(Data listing)
————————

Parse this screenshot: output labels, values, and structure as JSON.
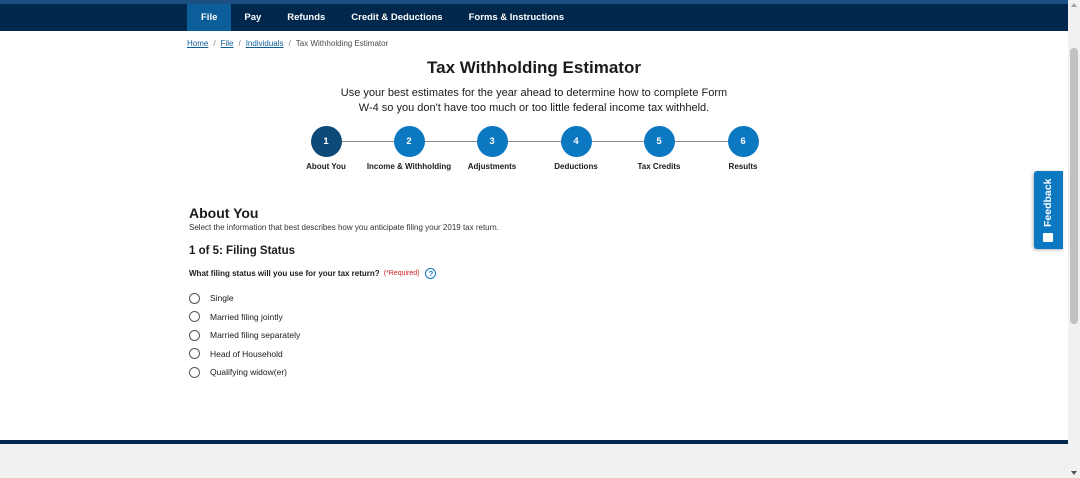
{
  "nav": {
    "items": [
      {
        "label": "File"
      },
      {
        "label": "Pay"
      },
      {
        "label": "Refunds"
      },
      {
        "label": "Credit & Deductions"
      },
      {
        "label": "Forms & Instructions"
      }
    ],
    "active_index": 0
  },
  "breadcrumb": {
    "items": [
      "Home",
      "File",
      "Individuals"
    ],
    "current": "Tax Withholding Estimator"
  },
  "page": {
    "title": "Tax Withholding Estimator",
    "intro": "Use your best estimates for the year ahead to determine how to complete Form W-4 so you don't have too much or too little federal income tax withheld."
  },
  "stepper": {
    "current": 1,
    "steps": [
      {
        "number": "1",
        "label": "About You"
      },
      {
        "number": "2",
        "label": "Income & Withholding"
      },
      {
        "number": "3",
        "label": "Adjustments"
      },
      {
        "number": "4",
        "label": "Deductions"
      },
      {
        "number": "5",
        "label": "Tax Credits"
      },
      {
        "number": "6",
        "label": "Results"
      }
    ]
  },
  "section": {
    "title": "About You",
    "description": "Select the information that best describes how you anticipate filing your 2019 tax return.",
    "subtitle": "1 of 5: Filing Status",
    "question": "What filing status will you use for your tax return?",
    "required": "(*Required)",
    "help": "?",
    "options": [
      "Single",
      "Married filing jointly",
      "Married filing separately",
      "Head of Household",
      "Qualifying widow(er)"
    ]
  },
  "feedback": {
    "label": "Feedback",
    "icon": "speech-bubble-icon"
  },
  "colors": {
    "nav_bg": "#00284d",
    "active_tab": "#0b5e9a",
    "step": "#0b78c1",
    "step_current": "#0e4a78",
    "required": "#cd2026"
  }
}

————————

Aim of the task.
Leave out the pictures and retype every line above exactly.

Exercise solution.
Parse this screenshot: output labels, values, and structure as JSON.
{
  "nav": {
    "items": [
      {
        "label": "File"
      },
      {
        "label": "Pay"
      },
      {
        "label": "Refunds"
      },
      {
        "label": "Credit & Deductions"
      },
      {
        "label": "Forms & Instructions"
      }
    ],
    "active_index": 0
  },
  "breadcrumb": {
    "items": [
      "Home",
      "File",
      "Individuals"
    ],
    "current": "Tax Withholding Estimator"
  },
  "page": {
    "title": "Tax Withholding Estimator",
    "intro": "Use your best estimates for the year ahead to determine how to complete Form W-4 so you don't have too much or too little federal income tax withheld."
  },
  "stepper": {
    "current": 1,
    "steps": [
      {
        "number": "1",
        "label": "About You"
      },
      {
        "number": "2",
        "label": "Income & Withholding"
      },
      {
        "number": "3",
        "label": "Adjustments"
      },
      {
        "number": "4",
        "label": "Deductions"
      },
      {
        "number": "5",
        "label": "Tax Credits"
      },
      {
        "number": "6",
        "label": "Results"
      }
    ]
  },
  "section": {
    "title": "About You",
    "description": "Select the information that best describes how you anticipate filing your 2019 tax return.",
    "subtitle": "1 of 5: Filing Status",
    "question": "What filing status will you use for your tax return?",
    "required": "(*Required)",
    "help": "?",
    "options": [
      "Single",
      "Married filing jointly",
      "Married filing separately",
      "Head of Household",
      "Qualifying widow(er)"
    ]
  },
  "feedback": {
    "label": "Feedback",
    "icon": "speech-bubble-icon"
  },
  "colors": {
    "nav_bg": "#00284d",
    "active_tab": "#0b5e9a",
    "step": "#0b78c1",
    "step_current": "#0e4a78",
    "required": "#cd2026"
  }
}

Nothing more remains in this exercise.